◆ Exercise requirements ◆
Reproduce each line of the listing exactly.

-- start Data shown --

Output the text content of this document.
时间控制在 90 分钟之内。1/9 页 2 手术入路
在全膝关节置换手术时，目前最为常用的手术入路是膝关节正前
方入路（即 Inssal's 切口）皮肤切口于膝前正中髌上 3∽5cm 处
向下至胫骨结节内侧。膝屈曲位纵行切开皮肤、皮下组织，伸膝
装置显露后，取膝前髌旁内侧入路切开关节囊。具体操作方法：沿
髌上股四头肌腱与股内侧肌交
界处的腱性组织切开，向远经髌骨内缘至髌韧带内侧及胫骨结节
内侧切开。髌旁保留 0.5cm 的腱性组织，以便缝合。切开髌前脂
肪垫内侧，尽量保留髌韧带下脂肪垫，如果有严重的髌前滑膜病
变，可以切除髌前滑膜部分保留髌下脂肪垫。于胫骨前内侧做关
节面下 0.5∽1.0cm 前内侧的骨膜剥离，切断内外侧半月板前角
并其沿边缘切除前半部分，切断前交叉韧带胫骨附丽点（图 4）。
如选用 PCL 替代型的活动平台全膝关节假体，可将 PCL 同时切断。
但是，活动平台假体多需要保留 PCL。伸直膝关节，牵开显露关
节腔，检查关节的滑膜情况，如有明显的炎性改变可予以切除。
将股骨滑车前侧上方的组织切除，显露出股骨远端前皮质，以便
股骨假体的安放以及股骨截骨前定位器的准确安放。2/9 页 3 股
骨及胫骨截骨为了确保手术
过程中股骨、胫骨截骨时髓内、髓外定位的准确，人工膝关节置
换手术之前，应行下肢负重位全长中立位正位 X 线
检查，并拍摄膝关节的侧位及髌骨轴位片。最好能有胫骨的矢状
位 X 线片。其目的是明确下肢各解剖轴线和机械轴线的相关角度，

-- end Data shown --

◆ Response for this exercise ◆
Output the text content of this document.
时间控制在 90 分钟之内。1/9 页 2 手术入路
在全膝关节置换手术时，目前最为常用的手术入路是膝关节正前
方入路（即 Inssal's 切口）皮肤切口于膝前正中髌上 3∽5cm 处
向下至胫骨结节内侧。膝屈曲位纵行切开皮肤、皮下组织，伸膝
装置显露后，取膝前髌旁内侧入路切开关节囊。具体操作方法：沿
髌上股四头肌腱与股内侧肌交
界处的腱性组织切开，向远经髌骨内缘至髌韧带内侧及胫骨结节
内侧切开。髌旁保留 0.5cm 的腱性组织，以便缝合。切开髌前脂
肪垫内侧，尽量保留髌韧带下脂肪垫，如果有严重的髌前滑膜病
变，可以切除髌前滑膜部分保留髌下脂肪垫。于胫骨前内侧做关
节面下 0.5∽1.0cm 前内侧的骨膜剥离，切断内外侧半月板前角
并其沿边缘切除前半部分，切断前交叉韧带胫骨附丽点（图 4）。
如选用 PCL 替代型的活动平台全膝关节假体，可将 PCL 同时切断。
但是，活动平台假体多需要保留 PCL。伸直膝关节，牵开显露关
节腔，检查关节的滑膜情况，如有明显的炎性改变可予以切除。
将股骨滑车前侧上方的组织切除，显露出股骨远端前皮质，以便
股骨假体的安放以及股骨截骨前定位器的准确安放。2/9 页 3 股
骨及胫骨截骨为了确保手术
过程中股骨、胫骨截骨时髓内、髓外定位的准确，人工膝关节置
换手术之前，应行下肢负重位全长中立位正位 X 线
检查，并拍摄膝关节的侧位及髌骨轴位片。最好能有胫骨的矢状
位 X 线片。其目的是明确下肢各解剖轴线和机械轴线的相关角度，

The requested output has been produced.